>> BEGIN

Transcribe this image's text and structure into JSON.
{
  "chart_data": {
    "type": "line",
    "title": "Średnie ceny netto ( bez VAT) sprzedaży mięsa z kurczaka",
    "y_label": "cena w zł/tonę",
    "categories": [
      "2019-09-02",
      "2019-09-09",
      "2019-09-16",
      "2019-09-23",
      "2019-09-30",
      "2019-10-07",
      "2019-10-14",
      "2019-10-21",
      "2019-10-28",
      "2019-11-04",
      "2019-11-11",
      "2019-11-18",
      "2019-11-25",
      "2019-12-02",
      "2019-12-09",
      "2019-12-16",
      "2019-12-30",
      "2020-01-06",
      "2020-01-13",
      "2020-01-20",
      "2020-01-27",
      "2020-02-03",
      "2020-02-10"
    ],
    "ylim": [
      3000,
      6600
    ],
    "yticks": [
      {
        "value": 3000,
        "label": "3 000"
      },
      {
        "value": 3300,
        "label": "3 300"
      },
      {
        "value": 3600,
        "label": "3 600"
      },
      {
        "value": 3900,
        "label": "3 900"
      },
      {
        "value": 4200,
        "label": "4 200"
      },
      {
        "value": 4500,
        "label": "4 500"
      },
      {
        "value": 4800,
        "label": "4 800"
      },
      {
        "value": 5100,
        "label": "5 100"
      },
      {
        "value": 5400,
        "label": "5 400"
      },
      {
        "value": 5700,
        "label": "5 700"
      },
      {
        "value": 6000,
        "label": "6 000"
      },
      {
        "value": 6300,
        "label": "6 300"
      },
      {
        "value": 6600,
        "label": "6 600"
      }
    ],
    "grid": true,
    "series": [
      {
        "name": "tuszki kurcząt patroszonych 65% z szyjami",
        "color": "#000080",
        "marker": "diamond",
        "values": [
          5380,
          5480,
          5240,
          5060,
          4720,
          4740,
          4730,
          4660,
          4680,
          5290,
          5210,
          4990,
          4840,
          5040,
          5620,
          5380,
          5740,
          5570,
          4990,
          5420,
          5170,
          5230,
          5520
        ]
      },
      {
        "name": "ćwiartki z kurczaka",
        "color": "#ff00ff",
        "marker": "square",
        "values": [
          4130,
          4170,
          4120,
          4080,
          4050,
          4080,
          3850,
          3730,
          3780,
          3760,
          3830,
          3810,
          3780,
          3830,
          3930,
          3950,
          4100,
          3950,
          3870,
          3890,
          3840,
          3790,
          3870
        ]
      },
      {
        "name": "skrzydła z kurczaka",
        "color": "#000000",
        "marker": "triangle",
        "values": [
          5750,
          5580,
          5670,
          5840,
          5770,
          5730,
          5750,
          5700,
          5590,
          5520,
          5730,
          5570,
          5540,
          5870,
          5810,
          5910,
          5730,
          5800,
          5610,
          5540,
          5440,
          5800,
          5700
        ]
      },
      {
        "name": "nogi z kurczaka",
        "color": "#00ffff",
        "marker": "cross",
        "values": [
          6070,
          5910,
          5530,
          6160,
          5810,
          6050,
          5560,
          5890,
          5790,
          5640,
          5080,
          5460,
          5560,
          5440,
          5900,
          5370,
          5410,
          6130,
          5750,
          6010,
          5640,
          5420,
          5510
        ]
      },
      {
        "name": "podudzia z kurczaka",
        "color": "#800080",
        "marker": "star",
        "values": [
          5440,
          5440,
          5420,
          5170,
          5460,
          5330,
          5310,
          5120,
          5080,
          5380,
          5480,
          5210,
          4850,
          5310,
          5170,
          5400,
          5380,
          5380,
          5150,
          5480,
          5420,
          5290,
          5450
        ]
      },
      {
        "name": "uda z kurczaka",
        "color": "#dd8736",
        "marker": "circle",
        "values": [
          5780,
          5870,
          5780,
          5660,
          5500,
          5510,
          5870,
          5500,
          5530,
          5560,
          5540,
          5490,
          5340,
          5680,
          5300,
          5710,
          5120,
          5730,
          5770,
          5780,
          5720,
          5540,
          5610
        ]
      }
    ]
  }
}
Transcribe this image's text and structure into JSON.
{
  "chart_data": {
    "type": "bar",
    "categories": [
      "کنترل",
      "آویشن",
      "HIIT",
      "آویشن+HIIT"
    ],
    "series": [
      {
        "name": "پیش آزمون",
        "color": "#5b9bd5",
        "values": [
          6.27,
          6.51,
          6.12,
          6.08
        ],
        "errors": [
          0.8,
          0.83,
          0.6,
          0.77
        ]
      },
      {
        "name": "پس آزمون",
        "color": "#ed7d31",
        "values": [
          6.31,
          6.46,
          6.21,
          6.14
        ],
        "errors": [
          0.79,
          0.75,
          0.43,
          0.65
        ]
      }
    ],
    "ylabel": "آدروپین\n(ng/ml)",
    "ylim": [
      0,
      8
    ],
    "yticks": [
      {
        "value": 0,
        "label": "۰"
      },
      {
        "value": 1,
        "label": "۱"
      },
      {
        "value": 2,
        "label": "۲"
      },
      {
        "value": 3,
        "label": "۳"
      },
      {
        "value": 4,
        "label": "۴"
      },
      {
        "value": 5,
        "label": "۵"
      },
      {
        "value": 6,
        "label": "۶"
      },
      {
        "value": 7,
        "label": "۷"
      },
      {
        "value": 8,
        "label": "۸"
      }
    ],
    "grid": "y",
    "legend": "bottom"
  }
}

>> END

Stated exercise: Read the entries and show each line that mentions "color".

The solution:
        "color": "#000080",
        "color": "#ff00ff",
        "color": "#000000",
        "color": "#00ffff",
        "color": "#800080",
        "color": "#dd8736",
        "color": "#5b9bd5",
        "color": "#ed7d31",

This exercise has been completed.